## [DATA TO USE]
....................
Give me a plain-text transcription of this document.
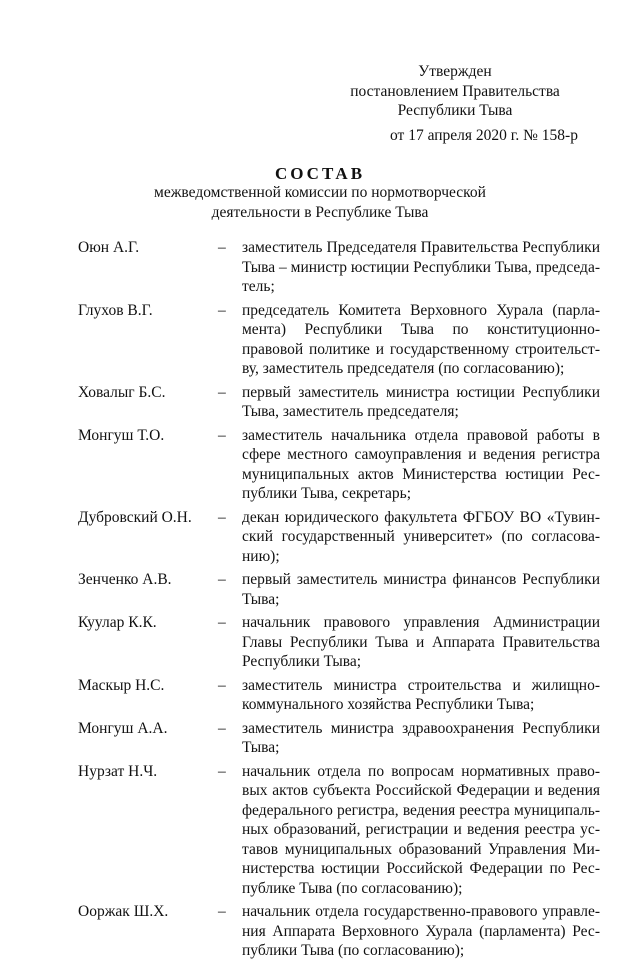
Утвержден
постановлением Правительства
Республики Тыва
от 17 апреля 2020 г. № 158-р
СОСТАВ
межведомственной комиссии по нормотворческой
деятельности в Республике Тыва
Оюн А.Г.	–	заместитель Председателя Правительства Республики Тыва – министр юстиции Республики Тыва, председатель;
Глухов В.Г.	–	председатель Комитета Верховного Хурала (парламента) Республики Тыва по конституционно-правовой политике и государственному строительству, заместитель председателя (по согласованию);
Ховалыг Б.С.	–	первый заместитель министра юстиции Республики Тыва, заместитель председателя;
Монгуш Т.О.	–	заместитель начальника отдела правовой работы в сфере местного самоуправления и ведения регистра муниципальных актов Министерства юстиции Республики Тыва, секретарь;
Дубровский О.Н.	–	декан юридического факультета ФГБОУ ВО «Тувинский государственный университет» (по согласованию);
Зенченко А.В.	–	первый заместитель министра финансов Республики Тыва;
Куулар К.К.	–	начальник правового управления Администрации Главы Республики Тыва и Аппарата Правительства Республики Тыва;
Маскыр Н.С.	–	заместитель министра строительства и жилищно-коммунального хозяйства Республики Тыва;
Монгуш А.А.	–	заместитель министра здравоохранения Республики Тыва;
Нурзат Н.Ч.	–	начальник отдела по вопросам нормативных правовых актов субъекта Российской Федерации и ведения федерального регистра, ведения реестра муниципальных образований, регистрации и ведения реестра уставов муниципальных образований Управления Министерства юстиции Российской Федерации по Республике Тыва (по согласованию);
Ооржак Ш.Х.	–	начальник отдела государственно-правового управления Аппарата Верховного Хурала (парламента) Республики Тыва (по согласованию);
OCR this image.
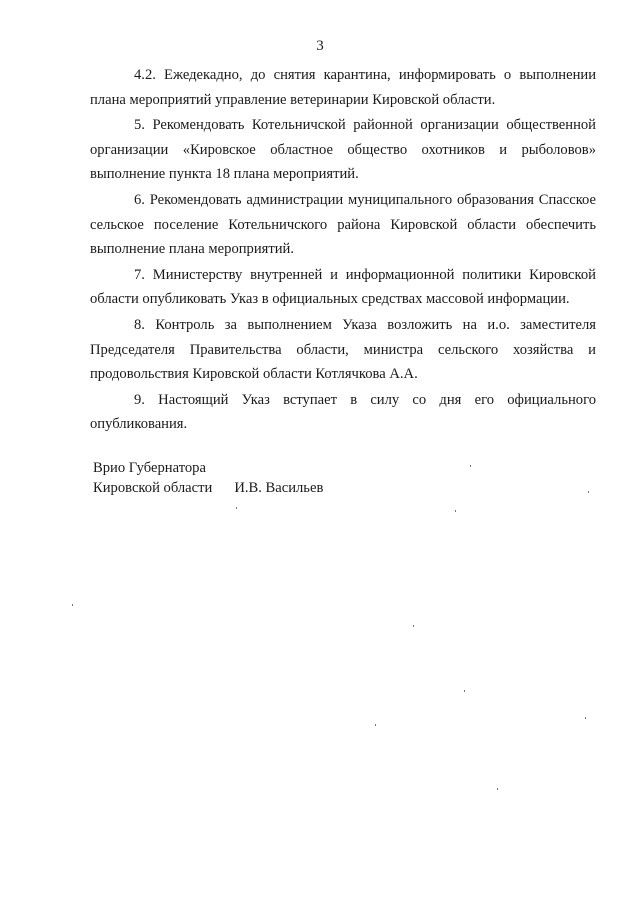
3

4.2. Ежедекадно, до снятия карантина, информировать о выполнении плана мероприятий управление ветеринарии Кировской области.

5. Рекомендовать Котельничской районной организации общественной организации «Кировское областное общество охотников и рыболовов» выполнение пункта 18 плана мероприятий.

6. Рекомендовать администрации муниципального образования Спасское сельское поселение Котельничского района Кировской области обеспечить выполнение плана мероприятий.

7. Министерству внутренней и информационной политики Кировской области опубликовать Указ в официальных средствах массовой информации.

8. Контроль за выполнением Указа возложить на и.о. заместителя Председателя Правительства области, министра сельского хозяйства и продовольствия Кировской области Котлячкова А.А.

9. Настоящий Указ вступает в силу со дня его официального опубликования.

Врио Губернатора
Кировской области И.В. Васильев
....................
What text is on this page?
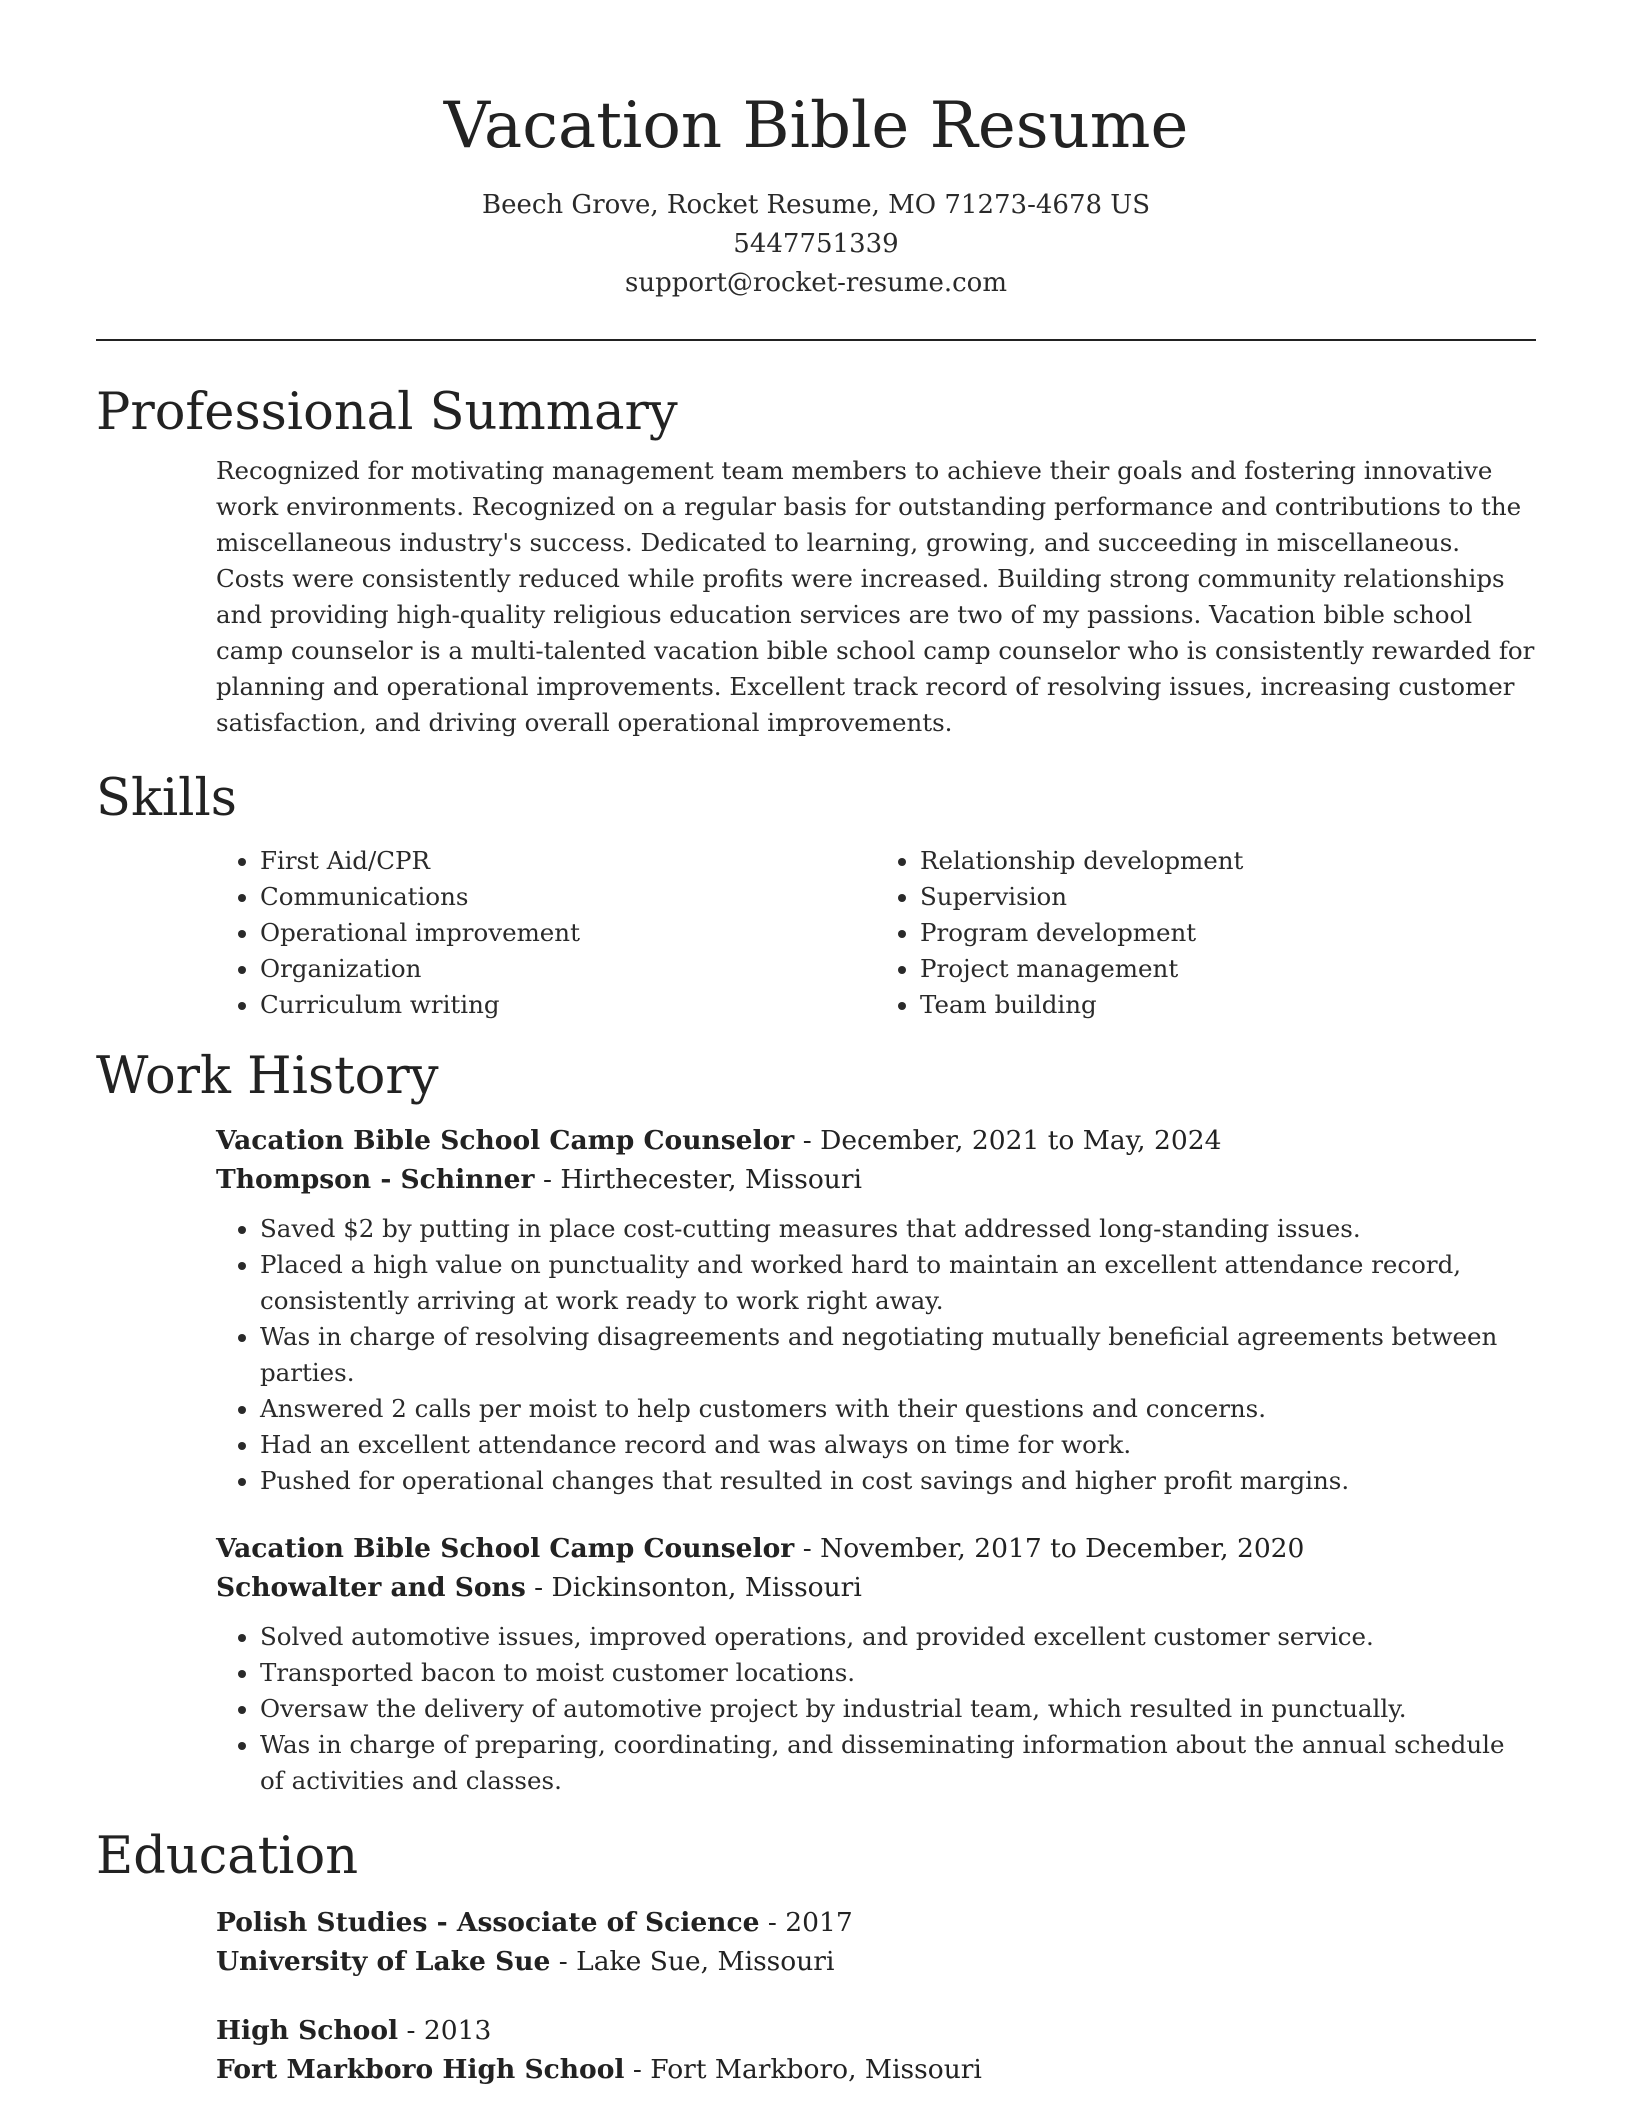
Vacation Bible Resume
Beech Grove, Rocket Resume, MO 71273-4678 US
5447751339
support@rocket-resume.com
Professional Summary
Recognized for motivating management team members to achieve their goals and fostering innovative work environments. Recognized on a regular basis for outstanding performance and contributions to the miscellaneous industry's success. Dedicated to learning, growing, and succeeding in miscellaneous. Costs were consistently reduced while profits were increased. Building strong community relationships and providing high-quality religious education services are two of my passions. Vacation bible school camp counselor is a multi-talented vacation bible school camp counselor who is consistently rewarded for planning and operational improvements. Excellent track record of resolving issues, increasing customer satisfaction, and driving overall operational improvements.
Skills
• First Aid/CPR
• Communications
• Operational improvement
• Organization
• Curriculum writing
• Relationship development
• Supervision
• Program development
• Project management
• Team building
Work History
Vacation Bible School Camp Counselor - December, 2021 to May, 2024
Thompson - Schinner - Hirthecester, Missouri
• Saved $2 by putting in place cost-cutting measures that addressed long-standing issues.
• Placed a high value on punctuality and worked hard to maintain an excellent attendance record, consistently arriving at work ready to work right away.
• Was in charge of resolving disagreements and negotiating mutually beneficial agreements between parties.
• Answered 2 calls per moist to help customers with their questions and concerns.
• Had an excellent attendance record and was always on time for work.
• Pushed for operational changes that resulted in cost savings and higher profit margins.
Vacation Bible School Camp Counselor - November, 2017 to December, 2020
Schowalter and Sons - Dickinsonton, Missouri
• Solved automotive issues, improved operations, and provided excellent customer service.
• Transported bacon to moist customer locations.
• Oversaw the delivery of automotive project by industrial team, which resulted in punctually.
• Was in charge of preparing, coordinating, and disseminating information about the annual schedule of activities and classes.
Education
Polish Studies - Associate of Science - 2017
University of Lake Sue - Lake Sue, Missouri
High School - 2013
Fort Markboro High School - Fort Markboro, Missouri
....................
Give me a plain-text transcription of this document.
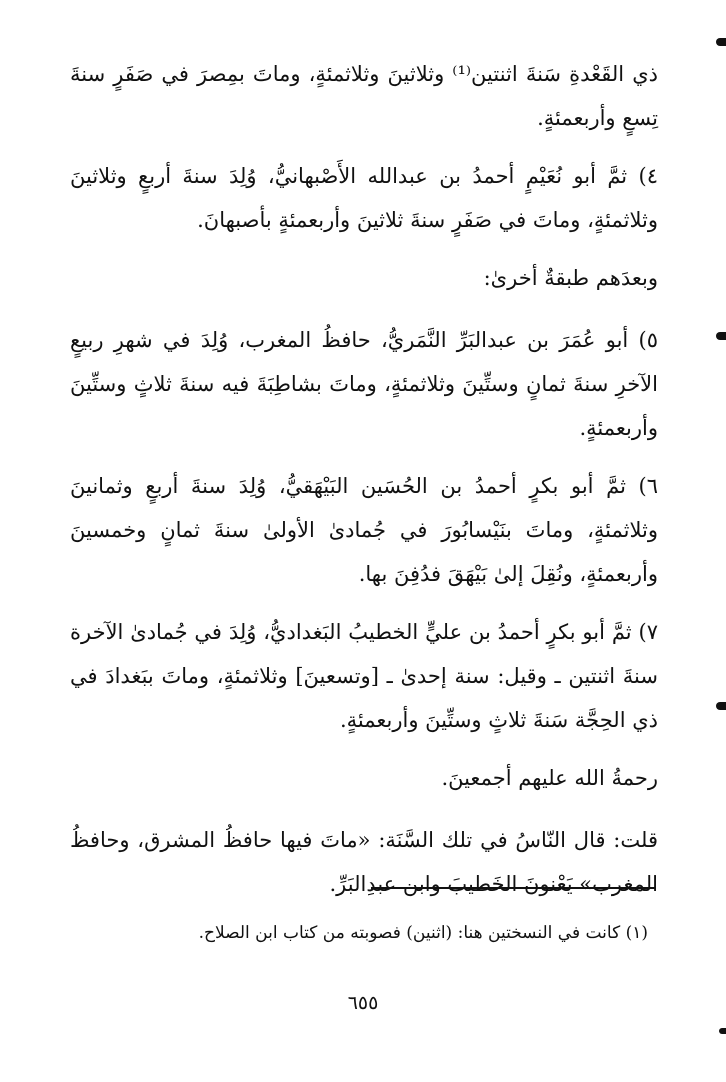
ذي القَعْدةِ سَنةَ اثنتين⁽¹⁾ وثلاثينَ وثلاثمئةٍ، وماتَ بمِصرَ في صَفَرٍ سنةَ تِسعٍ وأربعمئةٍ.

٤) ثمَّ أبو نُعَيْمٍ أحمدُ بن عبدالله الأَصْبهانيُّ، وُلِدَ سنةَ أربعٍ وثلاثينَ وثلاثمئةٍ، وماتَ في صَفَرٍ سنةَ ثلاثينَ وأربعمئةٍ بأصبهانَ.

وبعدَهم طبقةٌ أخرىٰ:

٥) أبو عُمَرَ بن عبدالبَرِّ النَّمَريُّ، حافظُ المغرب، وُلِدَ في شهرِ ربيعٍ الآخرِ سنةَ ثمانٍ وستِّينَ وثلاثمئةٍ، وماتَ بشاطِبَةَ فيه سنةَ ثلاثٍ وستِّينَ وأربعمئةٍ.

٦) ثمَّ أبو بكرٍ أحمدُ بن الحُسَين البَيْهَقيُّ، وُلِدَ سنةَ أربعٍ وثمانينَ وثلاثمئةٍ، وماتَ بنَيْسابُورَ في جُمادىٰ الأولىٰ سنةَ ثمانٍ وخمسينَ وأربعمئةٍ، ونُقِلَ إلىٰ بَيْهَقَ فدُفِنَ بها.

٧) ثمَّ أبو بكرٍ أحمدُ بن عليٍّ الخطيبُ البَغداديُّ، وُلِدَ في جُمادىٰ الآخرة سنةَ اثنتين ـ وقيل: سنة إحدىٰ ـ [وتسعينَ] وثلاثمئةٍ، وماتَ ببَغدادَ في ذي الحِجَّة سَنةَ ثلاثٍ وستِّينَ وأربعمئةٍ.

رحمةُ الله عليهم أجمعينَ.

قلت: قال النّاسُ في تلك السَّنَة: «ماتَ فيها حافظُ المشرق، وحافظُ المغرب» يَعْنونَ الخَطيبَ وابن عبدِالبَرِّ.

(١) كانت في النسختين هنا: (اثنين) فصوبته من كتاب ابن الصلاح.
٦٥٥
....................
## [SHORT TASK]
Look through the entries above. Extract each line with the word "ثمان".

## [SOLUTION FOR THIS PROBLEM]
٥) أبو عُمَرَ بن عبدالبَرِّ النَّمَريُّ، حافظُ المغرب، وُلِدَ في شهرِ ربيعٍ الآخرِ سنةَ ثمانٍ وستِّينَ وثلاثمئةٍ، وماتَ بشاطِبَةَ فيه سنةَ ثلاثٍ وستِّينَ وأربعمئةٍ.
٦) ثمَّ أبو بكرٍ أحمدُ بن الحُسَين البَيْهَقيُّ، وُلِدَ سنةَ أربعٍ وثمانينَ وثلاثمئةٍ، وماتَ بنَيْسابُورَ في جُمادىٰ الأولىٰ سنةَ ثمانٍ وخمسينَ وأربعمئةٍ، ونُقِلَ إلىٰ بَيْهَقَ فدُفِنَ بها.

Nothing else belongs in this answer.